In the records, start at the line that has "Segment this screenshot: for" and stop after the line that has "calendar-cell: 15 Sunrise: 8:02". Write those lines out again with "day-info" switched to "day-details" and everything else left unchanged.

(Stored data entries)
— START —

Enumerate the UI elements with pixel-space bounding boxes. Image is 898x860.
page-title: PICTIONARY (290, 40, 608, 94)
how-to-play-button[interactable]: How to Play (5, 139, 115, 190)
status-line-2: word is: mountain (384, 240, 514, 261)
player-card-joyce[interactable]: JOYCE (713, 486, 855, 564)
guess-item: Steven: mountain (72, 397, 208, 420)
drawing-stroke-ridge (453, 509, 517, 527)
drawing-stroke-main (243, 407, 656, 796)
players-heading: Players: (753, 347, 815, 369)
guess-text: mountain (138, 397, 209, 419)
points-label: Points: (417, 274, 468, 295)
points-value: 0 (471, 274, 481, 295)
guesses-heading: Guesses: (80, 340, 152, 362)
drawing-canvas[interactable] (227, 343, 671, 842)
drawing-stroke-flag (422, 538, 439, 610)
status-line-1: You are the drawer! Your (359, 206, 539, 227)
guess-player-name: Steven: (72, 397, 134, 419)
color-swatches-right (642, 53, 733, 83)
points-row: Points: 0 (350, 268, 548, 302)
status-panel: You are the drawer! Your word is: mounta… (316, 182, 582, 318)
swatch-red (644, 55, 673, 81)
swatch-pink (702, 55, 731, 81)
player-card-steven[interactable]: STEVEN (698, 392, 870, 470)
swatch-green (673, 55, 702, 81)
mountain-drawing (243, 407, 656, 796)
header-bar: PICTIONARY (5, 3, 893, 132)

— END —
— START —

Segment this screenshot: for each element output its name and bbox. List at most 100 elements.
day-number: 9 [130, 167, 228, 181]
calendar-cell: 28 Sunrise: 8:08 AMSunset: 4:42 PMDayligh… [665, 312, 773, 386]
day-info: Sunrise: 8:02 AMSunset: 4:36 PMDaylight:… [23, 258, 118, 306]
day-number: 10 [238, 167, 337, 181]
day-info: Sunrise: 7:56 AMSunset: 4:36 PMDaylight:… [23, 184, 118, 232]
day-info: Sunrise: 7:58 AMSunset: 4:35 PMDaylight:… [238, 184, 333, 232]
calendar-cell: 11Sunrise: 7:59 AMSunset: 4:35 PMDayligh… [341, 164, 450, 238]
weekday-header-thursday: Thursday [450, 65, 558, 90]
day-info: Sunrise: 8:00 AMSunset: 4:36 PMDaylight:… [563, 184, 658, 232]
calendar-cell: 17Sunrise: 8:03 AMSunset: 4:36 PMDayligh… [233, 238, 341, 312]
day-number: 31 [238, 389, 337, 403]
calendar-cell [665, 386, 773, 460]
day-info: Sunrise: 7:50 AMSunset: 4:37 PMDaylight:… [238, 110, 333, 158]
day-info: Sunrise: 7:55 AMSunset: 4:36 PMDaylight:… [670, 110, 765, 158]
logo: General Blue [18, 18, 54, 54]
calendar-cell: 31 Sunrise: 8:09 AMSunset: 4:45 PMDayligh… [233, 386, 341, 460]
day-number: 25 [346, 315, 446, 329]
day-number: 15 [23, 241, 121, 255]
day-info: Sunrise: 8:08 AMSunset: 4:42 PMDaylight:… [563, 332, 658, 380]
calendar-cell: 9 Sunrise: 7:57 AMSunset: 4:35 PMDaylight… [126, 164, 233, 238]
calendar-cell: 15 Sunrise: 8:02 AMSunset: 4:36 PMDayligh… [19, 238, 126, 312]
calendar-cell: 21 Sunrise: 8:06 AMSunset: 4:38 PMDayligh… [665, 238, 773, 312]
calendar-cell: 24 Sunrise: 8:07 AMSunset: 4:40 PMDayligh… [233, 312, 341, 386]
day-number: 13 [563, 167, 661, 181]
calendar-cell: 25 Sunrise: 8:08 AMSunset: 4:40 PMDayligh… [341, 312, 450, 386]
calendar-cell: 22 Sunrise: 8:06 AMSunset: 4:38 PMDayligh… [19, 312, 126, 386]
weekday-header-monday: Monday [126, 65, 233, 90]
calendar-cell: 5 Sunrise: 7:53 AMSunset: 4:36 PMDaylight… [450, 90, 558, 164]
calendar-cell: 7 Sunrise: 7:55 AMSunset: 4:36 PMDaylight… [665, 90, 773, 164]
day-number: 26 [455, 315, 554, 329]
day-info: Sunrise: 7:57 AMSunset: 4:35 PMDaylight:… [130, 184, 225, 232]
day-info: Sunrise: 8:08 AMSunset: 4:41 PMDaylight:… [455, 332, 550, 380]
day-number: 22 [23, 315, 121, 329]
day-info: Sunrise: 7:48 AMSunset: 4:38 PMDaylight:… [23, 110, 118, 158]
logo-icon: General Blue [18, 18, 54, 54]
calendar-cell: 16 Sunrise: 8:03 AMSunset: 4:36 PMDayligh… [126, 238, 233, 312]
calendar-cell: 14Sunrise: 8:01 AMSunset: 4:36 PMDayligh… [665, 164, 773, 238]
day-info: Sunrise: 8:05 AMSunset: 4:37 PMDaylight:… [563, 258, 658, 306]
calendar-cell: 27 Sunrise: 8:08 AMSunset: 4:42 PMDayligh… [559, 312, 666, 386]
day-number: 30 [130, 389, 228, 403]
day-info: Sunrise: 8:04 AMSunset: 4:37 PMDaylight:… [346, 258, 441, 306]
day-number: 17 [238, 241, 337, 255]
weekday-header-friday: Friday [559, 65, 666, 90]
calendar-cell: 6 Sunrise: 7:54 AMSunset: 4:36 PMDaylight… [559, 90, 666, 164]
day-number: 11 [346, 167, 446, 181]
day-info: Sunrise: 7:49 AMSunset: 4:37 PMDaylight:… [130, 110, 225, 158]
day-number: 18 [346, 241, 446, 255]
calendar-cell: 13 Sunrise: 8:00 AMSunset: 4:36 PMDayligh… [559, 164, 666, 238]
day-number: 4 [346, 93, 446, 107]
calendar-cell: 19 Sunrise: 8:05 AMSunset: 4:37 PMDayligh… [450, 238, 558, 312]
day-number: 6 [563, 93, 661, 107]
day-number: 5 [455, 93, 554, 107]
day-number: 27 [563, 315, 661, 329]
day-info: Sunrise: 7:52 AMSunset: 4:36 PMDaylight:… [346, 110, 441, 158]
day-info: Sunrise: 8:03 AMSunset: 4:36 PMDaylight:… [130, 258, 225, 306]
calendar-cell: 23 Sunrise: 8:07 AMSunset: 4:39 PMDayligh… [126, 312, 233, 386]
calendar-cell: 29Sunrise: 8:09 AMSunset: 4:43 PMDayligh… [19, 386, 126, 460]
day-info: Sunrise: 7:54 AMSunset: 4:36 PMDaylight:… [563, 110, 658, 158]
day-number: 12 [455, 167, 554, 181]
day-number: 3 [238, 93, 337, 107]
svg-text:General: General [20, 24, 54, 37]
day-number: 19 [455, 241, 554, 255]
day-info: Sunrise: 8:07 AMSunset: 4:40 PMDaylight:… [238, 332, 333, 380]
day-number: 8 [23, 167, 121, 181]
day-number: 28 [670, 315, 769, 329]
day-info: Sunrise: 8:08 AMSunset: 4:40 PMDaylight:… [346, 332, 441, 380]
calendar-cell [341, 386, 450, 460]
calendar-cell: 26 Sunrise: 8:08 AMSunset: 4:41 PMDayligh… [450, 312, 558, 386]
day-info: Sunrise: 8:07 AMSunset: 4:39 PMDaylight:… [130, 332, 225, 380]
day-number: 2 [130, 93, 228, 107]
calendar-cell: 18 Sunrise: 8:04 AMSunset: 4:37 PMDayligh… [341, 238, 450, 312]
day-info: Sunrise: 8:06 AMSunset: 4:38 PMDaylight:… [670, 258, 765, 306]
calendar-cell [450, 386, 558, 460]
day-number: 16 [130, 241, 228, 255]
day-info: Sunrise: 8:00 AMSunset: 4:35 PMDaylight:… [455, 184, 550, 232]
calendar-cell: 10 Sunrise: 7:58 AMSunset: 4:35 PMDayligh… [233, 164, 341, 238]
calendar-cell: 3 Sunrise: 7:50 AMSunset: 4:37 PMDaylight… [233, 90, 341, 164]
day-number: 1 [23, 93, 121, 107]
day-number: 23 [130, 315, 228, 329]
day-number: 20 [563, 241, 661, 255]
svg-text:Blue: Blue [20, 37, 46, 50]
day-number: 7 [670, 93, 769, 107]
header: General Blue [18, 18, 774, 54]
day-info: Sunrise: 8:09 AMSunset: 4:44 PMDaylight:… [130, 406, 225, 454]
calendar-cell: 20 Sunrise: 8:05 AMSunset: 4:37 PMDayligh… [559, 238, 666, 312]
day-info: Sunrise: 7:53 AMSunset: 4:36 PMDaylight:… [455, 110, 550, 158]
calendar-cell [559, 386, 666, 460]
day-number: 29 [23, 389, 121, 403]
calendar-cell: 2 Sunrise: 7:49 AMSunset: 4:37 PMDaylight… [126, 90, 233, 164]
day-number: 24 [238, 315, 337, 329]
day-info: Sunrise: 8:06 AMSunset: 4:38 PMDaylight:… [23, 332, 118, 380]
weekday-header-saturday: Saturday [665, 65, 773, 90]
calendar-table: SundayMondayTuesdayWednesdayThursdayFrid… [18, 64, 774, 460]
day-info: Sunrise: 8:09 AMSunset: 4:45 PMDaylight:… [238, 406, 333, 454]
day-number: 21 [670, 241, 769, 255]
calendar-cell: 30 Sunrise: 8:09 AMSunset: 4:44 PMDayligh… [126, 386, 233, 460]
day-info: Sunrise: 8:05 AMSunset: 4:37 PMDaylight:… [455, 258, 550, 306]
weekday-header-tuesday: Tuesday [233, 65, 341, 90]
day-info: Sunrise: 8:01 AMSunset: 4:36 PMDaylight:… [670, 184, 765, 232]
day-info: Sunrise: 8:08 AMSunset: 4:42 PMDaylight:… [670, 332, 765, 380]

— END —

(Output)
Segment this screenshot: for each element output its name and bbox. List at most 100 elements.
day-number: 9 [130, 167, 228, 181]
calendar-cell: 28 Sunrise: 8:08 AMSunset: 4:42 PMDayligh… [665, 312, 773, 386]
day-details: Sunrise: 8:02 AMSunset: 4:36 PMDaylight:… [23, 258, 118, 306]
day-number: 10 [238, 167, 337, 181]
day-details: Sunrise: 7:56 AMSunset: 4:36 PMDaylight:… [23, 184, 118, 232]
day-details: Sunrise: 7:58 AMSunset: 4:35 PMDaylight:… [238, 184, 333, 232]
calendar-cell: 11Sunrise: 7:59 AMSunset: 4:35 PMDayligh… [341, 164, 450, 238]
weekday-header-thursday: Thursday [450, 65, 558, 90]
day-details: Sunrise: 8:00 AMSunset: 4:36 PMDaylight:… [563, 184, 658, 232]
calendar-cell: 17Sunrise: 8:03 AMSunset: 4:36 PMDayligh… [233, 238, 341, 312]
day-number: 31 [238, 389, 337, 403]
calendar-cell [665, 386, 773, 460]
day-details: Sunrise: 7:50 AMSunset: 4:37 PMDaylight:… [238, 110, 333, 158]
day-details: Sunrise: 7:55 AMSunset: 4:36 PMDaylight:… [670, 110, 765, 158]
logo: General Blue [18, 18, 54, 54]
calendar-cell: 31 Sunrise: 8:09 AMSunset: 4:45 PMDayligh… [233, 386, 341, 460]
day-number: 25 [346, 315, 446, 329]
day-number: 15 [23, 241, 121, 255]
day-details: Sunrise: 8:08 AMSunset: 4:42 PMDaylight:… [563, 332, 658, 380]
calendar-cell: 9 Sunrise: 7:57 AMSunset: 4:35 PMDaylight… [126, 164, 233, 238]
calendar-cell: 15 Sunrise: 8:02 AMSunset: 4:36 PMDayligh… [19, 238, 126, 312]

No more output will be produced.